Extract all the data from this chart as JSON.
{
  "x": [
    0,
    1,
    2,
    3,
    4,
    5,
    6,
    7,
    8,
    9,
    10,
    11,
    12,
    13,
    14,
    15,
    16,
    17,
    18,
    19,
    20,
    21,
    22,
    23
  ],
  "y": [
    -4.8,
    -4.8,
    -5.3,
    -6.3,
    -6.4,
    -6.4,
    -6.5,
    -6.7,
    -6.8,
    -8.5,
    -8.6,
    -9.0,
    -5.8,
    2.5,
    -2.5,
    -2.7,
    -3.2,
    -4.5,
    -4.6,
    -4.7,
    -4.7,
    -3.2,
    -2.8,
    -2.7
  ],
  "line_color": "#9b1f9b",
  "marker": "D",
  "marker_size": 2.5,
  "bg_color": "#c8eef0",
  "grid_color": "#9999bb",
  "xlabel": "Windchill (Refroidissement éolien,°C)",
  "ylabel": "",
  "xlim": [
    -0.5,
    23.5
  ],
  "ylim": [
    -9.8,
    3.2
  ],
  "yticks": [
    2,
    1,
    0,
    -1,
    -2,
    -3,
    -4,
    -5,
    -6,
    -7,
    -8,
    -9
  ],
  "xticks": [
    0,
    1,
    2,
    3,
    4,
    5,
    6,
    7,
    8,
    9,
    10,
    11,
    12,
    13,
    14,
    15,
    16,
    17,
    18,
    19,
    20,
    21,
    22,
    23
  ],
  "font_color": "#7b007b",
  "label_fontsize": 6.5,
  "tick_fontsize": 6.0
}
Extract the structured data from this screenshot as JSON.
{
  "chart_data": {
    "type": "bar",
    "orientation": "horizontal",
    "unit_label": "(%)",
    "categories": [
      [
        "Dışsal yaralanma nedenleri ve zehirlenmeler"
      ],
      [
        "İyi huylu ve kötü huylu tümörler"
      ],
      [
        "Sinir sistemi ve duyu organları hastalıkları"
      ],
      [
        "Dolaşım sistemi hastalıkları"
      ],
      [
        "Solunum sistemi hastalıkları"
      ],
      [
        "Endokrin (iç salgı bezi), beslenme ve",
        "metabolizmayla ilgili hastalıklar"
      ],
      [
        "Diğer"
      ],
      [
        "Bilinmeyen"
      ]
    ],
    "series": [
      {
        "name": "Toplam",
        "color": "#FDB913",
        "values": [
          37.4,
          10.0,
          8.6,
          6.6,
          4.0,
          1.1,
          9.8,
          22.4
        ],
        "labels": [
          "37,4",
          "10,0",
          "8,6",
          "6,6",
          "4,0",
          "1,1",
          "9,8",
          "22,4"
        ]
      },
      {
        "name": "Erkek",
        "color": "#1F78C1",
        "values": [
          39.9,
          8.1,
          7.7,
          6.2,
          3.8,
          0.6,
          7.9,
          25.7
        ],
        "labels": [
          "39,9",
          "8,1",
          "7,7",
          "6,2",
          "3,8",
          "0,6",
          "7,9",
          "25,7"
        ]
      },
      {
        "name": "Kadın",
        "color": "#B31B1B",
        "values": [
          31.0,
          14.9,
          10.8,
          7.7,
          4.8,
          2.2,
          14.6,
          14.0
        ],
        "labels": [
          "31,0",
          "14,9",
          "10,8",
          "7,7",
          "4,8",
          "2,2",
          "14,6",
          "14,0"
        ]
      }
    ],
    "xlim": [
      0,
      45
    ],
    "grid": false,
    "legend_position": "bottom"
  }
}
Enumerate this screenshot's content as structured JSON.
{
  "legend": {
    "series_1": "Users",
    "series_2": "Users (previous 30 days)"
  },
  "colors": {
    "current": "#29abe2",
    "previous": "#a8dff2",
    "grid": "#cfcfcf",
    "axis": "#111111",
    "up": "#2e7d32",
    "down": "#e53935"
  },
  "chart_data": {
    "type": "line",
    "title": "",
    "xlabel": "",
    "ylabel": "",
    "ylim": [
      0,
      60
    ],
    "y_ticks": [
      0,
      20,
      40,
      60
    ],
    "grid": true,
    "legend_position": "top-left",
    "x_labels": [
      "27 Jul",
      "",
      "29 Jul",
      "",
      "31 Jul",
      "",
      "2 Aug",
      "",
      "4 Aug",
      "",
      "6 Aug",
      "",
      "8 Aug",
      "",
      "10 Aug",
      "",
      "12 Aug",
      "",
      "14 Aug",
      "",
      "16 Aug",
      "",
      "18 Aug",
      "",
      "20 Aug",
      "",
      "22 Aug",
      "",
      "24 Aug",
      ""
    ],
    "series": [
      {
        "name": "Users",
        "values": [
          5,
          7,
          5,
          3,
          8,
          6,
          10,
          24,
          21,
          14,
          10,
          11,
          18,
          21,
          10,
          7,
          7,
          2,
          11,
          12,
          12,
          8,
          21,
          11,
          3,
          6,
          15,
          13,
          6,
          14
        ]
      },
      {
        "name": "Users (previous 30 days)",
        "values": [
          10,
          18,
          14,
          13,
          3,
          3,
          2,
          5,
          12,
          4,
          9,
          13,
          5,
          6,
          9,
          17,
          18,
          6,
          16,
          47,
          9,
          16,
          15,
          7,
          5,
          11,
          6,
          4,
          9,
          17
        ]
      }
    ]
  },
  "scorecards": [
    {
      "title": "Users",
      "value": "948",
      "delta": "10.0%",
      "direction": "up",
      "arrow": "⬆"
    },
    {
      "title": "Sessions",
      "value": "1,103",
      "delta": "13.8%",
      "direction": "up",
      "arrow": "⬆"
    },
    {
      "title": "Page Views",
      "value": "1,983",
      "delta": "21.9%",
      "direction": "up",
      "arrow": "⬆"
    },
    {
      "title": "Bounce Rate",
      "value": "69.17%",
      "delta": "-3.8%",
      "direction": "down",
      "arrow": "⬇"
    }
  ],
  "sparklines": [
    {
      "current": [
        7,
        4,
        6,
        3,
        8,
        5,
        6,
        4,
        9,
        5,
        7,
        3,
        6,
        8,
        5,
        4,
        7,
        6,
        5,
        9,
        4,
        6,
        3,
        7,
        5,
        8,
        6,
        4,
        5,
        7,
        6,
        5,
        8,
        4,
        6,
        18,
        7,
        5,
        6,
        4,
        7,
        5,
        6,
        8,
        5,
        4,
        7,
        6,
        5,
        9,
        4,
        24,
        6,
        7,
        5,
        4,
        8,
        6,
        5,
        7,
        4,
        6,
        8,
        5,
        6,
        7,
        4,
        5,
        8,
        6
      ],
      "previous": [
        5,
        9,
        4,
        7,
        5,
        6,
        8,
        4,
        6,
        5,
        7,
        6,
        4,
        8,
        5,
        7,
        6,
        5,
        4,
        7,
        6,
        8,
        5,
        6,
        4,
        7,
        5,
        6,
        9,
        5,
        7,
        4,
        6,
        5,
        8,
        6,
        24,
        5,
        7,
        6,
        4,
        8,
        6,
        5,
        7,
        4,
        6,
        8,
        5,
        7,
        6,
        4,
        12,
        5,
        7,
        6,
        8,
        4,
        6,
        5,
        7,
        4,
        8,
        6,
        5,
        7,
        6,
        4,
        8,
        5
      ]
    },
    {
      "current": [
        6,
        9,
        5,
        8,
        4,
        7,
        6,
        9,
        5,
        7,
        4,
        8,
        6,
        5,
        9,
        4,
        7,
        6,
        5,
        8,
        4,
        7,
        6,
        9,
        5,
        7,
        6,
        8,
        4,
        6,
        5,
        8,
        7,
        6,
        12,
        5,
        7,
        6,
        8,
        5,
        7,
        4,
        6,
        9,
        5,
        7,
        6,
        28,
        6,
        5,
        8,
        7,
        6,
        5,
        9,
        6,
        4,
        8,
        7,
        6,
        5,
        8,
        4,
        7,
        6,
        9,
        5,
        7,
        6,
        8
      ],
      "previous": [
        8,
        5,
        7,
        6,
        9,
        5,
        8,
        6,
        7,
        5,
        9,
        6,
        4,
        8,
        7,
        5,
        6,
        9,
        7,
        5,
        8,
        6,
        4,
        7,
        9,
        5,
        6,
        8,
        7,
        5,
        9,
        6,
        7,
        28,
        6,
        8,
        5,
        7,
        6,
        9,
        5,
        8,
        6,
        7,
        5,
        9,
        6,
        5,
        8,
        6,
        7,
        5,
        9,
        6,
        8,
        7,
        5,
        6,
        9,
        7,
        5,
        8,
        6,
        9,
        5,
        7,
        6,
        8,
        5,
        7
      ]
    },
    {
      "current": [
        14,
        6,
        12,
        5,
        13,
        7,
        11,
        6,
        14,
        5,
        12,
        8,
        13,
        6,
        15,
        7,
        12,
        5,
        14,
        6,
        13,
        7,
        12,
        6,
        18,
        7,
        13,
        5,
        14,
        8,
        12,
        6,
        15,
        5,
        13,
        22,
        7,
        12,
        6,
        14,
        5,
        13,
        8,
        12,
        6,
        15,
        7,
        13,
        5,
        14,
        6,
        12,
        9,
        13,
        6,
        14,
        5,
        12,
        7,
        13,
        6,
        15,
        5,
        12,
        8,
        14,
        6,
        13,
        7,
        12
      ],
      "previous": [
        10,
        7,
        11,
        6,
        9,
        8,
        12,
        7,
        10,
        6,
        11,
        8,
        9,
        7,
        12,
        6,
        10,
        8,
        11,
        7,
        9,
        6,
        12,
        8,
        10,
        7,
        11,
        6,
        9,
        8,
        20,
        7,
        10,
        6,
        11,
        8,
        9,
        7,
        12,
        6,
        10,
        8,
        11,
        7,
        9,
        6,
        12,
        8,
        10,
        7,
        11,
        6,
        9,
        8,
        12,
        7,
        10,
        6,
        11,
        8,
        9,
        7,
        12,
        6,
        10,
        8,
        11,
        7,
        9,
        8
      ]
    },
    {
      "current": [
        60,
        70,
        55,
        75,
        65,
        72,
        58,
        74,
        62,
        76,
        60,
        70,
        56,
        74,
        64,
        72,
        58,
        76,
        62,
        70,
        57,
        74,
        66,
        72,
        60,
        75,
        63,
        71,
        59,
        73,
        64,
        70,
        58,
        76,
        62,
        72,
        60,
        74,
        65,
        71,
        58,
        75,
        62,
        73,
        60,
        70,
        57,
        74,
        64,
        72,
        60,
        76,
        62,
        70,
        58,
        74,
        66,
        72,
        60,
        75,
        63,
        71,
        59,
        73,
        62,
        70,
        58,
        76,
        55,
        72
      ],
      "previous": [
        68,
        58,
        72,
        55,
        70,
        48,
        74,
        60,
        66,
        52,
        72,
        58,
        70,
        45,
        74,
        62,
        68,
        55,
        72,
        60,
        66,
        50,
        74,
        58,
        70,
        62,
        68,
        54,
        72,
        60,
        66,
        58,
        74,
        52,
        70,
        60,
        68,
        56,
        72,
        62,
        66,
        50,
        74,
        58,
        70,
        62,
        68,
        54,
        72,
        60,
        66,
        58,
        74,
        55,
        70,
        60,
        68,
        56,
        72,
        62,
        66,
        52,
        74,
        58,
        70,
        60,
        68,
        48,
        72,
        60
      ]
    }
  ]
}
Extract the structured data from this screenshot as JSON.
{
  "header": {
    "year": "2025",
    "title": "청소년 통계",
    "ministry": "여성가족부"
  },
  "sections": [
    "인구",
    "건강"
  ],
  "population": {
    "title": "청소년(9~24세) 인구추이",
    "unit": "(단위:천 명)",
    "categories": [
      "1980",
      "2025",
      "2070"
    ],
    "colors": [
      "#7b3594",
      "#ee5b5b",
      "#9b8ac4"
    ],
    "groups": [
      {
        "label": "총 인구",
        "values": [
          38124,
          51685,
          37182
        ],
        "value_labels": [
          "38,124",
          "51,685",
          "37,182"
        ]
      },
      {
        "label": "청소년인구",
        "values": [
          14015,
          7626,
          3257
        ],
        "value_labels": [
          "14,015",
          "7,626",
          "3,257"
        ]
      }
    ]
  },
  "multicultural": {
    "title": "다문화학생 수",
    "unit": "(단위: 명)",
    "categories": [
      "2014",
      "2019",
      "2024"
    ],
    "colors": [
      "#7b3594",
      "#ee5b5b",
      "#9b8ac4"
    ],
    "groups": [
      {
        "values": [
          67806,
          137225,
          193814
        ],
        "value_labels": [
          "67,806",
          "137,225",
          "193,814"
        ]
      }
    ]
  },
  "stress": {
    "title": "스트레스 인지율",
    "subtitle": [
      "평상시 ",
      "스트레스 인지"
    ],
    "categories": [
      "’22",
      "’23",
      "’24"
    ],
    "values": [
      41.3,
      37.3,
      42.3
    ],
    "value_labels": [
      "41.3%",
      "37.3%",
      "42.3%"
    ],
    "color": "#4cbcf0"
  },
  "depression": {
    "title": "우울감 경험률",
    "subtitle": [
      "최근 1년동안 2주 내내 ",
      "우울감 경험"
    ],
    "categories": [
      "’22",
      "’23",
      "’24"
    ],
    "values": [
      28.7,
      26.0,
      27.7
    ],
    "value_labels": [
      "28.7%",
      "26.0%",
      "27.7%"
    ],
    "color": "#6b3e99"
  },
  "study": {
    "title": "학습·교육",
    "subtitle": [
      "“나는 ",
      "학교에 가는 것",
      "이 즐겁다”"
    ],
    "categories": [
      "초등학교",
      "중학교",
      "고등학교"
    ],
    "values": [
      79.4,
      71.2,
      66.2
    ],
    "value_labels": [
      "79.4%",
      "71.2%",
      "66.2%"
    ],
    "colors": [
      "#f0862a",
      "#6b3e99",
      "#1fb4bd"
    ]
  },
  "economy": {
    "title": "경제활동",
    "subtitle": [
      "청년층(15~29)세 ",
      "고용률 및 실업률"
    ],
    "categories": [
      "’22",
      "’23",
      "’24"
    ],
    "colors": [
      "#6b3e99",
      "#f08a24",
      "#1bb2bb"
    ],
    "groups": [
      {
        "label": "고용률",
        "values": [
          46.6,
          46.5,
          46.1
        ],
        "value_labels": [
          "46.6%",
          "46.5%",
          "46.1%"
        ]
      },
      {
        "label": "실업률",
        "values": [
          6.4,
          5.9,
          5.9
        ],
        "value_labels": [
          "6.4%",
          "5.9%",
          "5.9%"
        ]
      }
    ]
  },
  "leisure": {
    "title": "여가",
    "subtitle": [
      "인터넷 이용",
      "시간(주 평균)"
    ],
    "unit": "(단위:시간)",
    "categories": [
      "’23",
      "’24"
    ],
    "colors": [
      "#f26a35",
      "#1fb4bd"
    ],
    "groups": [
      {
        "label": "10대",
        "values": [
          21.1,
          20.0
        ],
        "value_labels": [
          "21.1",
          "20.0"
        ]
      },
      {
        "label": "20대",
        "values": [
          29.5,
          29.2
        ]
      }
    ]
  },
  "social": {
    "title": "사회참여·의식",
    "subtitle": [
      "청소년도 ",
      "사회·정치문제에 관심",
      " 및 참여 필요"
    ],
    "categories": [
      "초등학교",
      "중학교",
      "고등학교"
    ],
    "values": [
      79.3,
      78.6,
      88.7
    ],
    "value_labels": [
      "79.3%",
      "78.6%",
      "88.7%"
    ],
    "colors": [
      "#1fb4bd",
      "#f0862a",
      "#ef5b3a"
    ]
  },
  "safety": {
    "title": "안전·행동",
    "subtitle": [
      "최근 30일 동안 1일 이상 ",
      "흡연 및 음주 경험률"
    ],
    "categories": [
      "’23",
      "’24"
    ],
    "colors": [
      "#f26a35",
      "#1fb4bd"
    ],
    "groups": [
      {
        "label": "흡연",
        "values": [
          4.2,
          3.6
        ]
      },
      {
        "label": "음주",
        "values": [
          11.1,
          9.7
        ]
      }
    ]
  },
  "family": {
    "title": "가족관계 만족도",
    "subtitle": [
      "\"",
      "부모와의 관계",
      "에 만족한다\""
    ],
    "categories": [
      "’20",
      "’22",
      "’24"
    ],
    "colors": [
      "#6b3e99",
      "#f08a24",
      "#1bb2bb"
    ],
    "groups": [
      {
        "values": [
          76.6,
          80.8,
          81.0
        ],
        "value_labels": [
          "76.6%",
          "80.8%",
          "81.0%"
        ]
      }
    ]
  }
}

********************

**What is needed**. Show the lines of the data that hold the word "hastalıkları".

**Task output**.
        "Sinir sistemi ve duyu organları hastalıkları"
        "Dolaşım sistemi hastalıkları"
        "Solunum sistemi hastalıkları"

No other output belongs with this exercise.